▶ TASK GOAL
Type out the data exactly as given. Skip any image.

— Start RECORDS FOR PROCESSING —

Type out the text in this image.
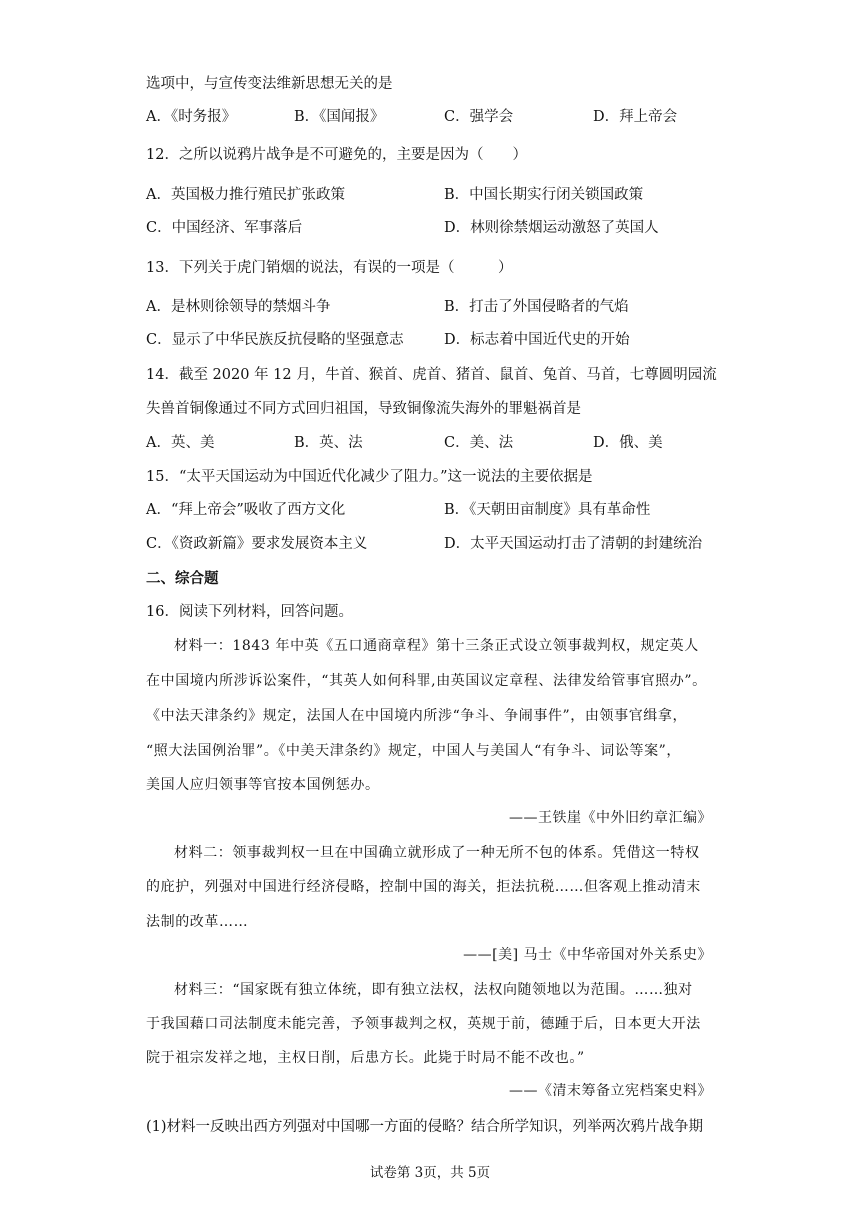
选项中，与宣传变法维新思想无关的是
A．《时务报》	B．《国闻报》	C．强学会	D．拜上帝会
12．之所以说鸦片战争是不可避免的，主要是因为（　　）
A．英国极力推行殖民扩张政策	B．中国长期实行闭关锁国政策
C．中国经济、军事落后	D．林则徐禁烟运动激怒了英国人
13．下列关于虎门销烟的说法，有误的一项是（　　　）
A．是林则徐领导的禁烟斗争	B．打击了外国侵略者的气焰
C．显示了中华民族反抗侵略的坚强意志	D．标志着中国近代史的开始
14．截至 2020 年 12 月，牛首、猴首、虎首、猪首、鼠首、兔首、马首，七尊圆明园流
失兽首铜像通过不同方式回归祖国，导致铜像流失海外的罪魁祸首是
A．英、美	B．英、法	C．美、法	D．俄、美
15．“太平天国运动为中国近代化减少了阻力。”这一说法的主要依据是
A．“拜上帝会”吸收了西方文化	B．《天朝田亩制度》具有革命性
C．《资政新篇》要求发展资本主义	D．太平天国运动打击了清朝的封建统治
二、综合题
16．阅读下列材料，回答问题。
材料一：1843 年中英《五口通商章程》第十三条正式设立领事裁判权，规定英人
在中国境内所涉诉讼案件，“其英人如何科罪,由英国议定章程、法律发给管事官照办”。
《中法天津条约》规定，法国人在中国境内所涉“争斗、争闹事件”，由领事官缉拿，
“照大法国例治罪”。《中美天津条约》规定，中国人与美国人“有争斗、词讼等案”，
美国人应归领事等官按本国例惩办。
——王铁崖《中外旧约章汇编》
材料二：领事裁判权一旦在中国确立就形成了一种无所不包的体系。凭借这一特权
的庇护，列强对中国进行经济侵略，控制中国的海关，拒法抗税……但客观上推动清末
法制的改革……
——[美] 马士《中华帝国对外关系史》
材料三：“国家既有独立体统，即有独立法权，法权向随领地以为范围。……独对
于我国藉口司法制度未能完善，予领事裁判之权，英规于前，德踵于后，日本更大开法
院于祖宗发祥之地，主权日削，后患方长。此毙于时局不能不改也。”
——《清末筹备立宪档案史料》
(1)材料一反映出西方列强对中国哪一方面的侵略？结合所学知识，列举两次鸦片战争期
试卷第 3页，共 5页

— End RECORDS FOR PROCESSING —

▶ SOLUTION
Type out the text in this image.
选项中，与宣传变法维新思想无关的是
A．《时务报》	B．《国闻报》	C．强学会	D．拜上帝会
12．之所以说鸦片战争是不可避免的，主要是因为（　　）
A．英国极力推行殖民扩张政策	B．中国长期实行闭关锁国政策
C．中国经济、军事落后	D．林则徐禁烟运动激怒了英国人
13．下列关于虎门销烟的说法，有误的一项是（　　　）
A．是林则徐领导的禁烟斗争	B．打击了外国侵略者的气焰
C．显示了中华民族反抗侵略的坚强意志	D．标志着中国近代史的开始
14．截至 2020 年 12 月，牛首、猴首、虎首、猪首、鼠首、兔首、马首，七尊圆明园流
失兽首铜像通过不同方式回归祖国，导致铜像流失海外的罪魁祸首是
A．英、美	B．英、法	C．美、法	D．俄、美
15．“太平天国运动为中国近代化减少了阻力。”这一说法的主要依据是
A．“拜上帝会”吸收了西方文化	B．《天朝田亩制度》具有革命性
C．《资政新篇》要求发展资本主义	D．太平天国运动打击了清朝的封建统治
二、综合题
16．阅读下列材料，回答问题。
材料一：1843 年中英《五口通商章程》第十三条正式设立领事裁判权，规定英人
在中国境内所涉诉讼案件，“其英人如何科罪,由英国议定章程、法律发给管事官照办”。
《中法天津条约》规定，法国人在中国境内所涉“争斗、争闹事件”，由领事官缉拿，
“照大法国例治罪”。《中美天津条约》规定，中国人与美国人“有争斗、词讼等案”，
美国人应归领事等官按本国例惩办。
——王铁崖《中外旧约章汇编》
材料二：领事裁判权一旦在中国确立就形成了一种无所不包的体系。凭借这一特权
的庇护，列强对中国进行经济侵略，控制中国的海关，拒法抗税……但客观上推动清末
法制的改革……
——[美] 马士《中华帝国对外关系史》
材料三：“国家既有独立体统，即有独立法权，法权向随领地以为范围。……独对
于我国藉口司法制度未能完善，予领事裁判之权，英规于前，德踵于后，日本更大开法
院于祖宗发祥之地，主权日削，后患方长。此毙于时局不能不改也。”
——《清末筹备立宪档案史料》
(1)材料一反映出西方列强对中国哪一方面的侵略？结合所学知识，列举两次鸦片战争期
试卷第 3页，共 5页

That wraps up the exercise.